== PROVIDED MATERIAL ==
....
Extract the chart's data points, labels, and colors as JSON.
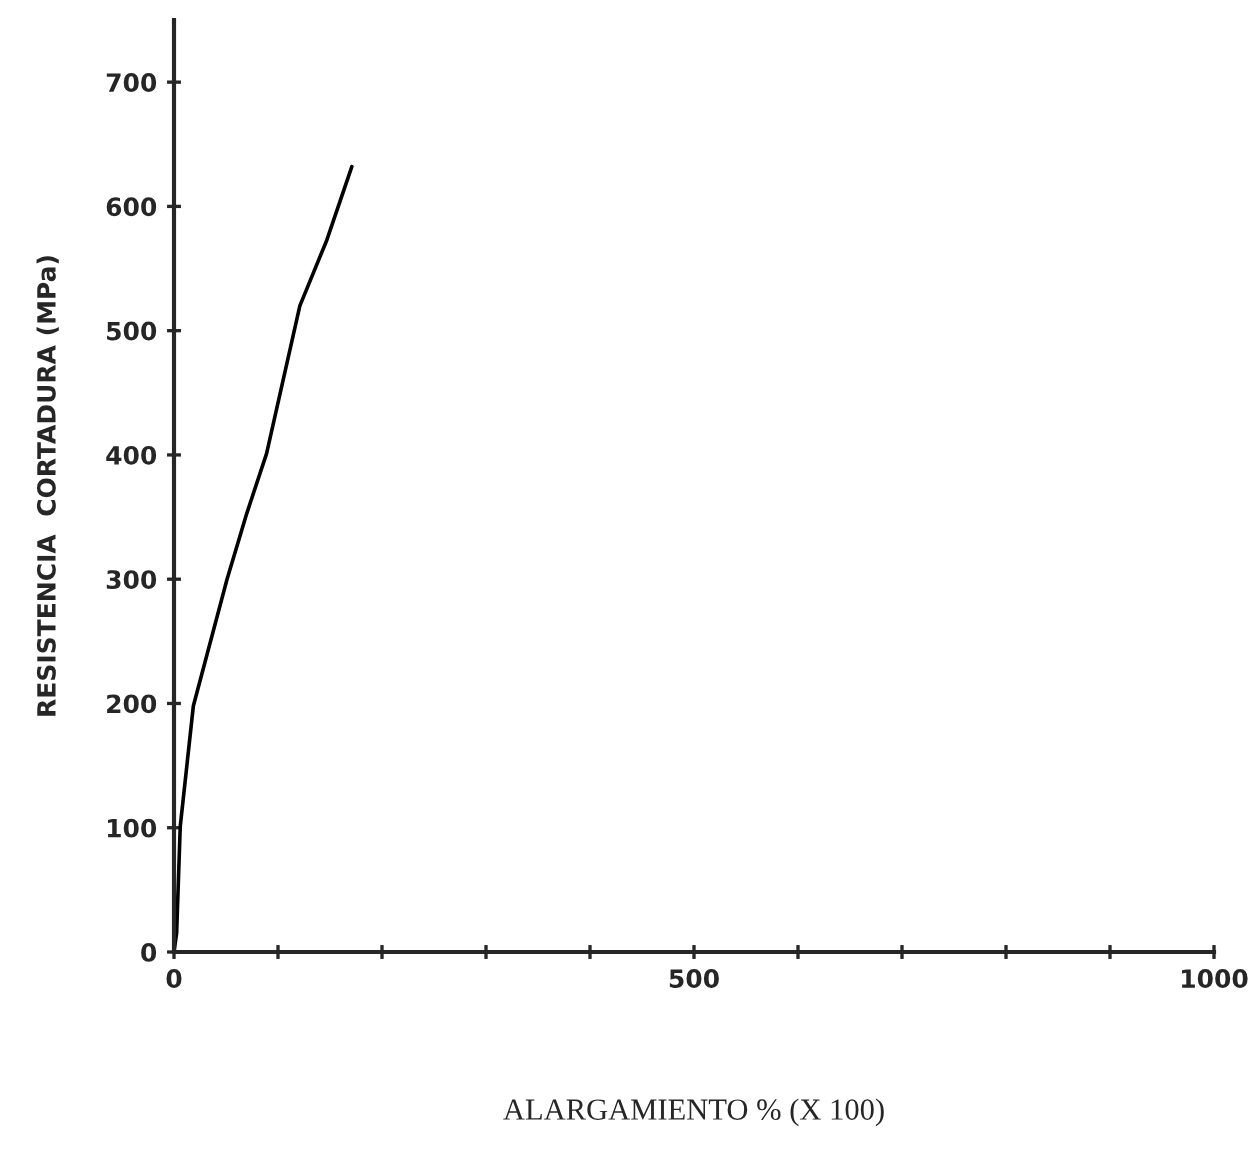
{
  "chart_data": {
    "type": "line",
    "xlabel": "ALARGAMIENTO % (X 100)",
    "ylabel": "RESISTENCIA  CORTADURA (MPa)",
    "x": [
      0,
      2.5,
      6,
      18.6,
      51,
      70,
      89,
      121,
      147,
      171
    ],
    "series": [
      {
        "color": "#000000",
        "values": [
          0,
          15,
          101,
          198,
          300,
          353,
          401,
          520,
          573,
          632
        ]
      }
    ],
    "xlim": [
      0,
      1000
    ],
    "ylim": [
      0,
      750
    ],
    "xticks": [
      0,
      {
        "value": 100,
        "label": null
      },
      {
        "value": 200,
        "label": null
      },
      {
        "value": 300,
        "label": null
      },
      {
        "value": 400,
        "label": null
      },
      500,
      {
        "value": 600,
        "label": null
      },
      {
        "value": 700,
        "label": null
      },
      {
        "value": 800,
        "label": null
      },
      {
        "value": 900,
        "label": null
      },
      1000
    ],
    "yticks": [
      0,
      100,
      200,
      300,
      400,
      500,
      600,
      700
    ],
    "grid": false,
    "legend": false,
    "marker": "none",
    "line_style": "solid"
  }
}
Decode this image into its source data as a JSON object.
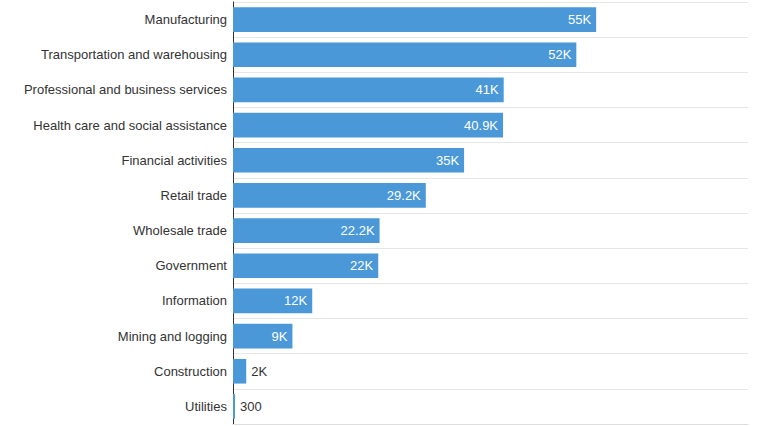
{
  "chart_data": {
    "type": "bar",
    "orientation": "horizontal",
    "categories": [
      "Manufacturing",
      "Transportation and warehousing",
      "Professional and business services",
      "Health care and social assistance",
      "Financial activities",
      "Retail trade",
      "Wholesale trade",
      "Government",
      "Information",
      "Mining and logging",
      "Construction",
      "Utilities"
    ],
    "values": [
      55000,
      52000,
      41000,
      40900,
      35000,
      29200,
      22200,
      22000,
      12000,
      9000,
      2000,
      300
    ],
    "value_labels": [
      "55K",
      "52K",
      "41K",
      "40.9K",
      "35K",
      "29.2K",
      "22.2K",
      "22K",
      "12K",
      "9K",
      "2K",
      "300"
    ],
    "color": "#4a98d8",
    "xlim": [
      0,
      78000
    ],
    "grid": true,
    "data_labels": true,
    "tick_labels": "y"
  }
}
....
== THE REQUEST ==
The records above are to be restated exactly, without their pictures.

== RESULT BELOW ==
Extract the chart's data points, labels, and colors as JSON.
{
  "chart_data": {
    "type": "line",
    "xlabel": "ALARGAMIENTO % (X 100)",
    "ylabel": "RESISTENCIA  CORTADURA (MPa)",
    "x": [
      0,
      2.5,
      6,
      18.6,
      51,
      70,
      89,
      121,
      147,
      171
    ],
    "series": [
      {
        "color": "#000000",
        "values": [
          0,
          15,
          101,
          198,
          300,
          353,
          401,
          520,
          573,
          632
        ]
      }
    ],
    "xlim": [
      0,
      1000
    ],
    "ylim": [
      0,
      750
    ],
    "xticks": [
      0,
      {
        "value": 100,
        "label": null
      },
      {
        "value": 200,
        "label": null
      },
      {
        "value": 300,
        "label": null
      },
      {
        "value": 400,
        "label": null
      },
      500,
      {
        "value": 600,
        "label": null
      },
      {
        "value": 700,
        "label": null
      },
      {
        "value": 800,
        "label": null
      },
      {
        "value": 900,
        "label": null
      },
      1000
    ],
    "yticks": [
      0,
      100,
      200,
      300,
      400,
      500,
      600,
      700
    ],
    "grid": false,
    "legend": false,
    "marker": "none",
    "line_style": "solid"
  }
}
Decode this image into its source data as a JSON object.
{
  "chart_data": {
    "type": "bar",
    "orientation": "horizontal",
    "categories": [
      "Manufacturing",
      "Transportation and warehousing",
      "Professional and business services",
      "Health care and social assistance",
      "Financial activities",
      "Retail trade",
      "Wholesale trade",
      "Government",
      "Information",
      "Mining and logging",
      "Construction",
      "Utilities"
    ],
    "values": [
      55000,
      52000,
      41000,
      40900,
      35000,
      29200,
      22200,
      22000,
      12000,
      9000,
      2000,
      300
    ],
    "value_labels": [
      "55K",
      "52K",
      "41K",
      "40.9K",
      "35K",
      "29.2K",
      "22.2K",
      "22K",
      "12K",
      "9K",
      "2K",
      "300"
    ],
    "color": "#4a98d8",
    "xlim": [
      0,
      78000
    ],
    "grid": true,
    "data_labels": true,
    "tick_labels": "y"
  }
}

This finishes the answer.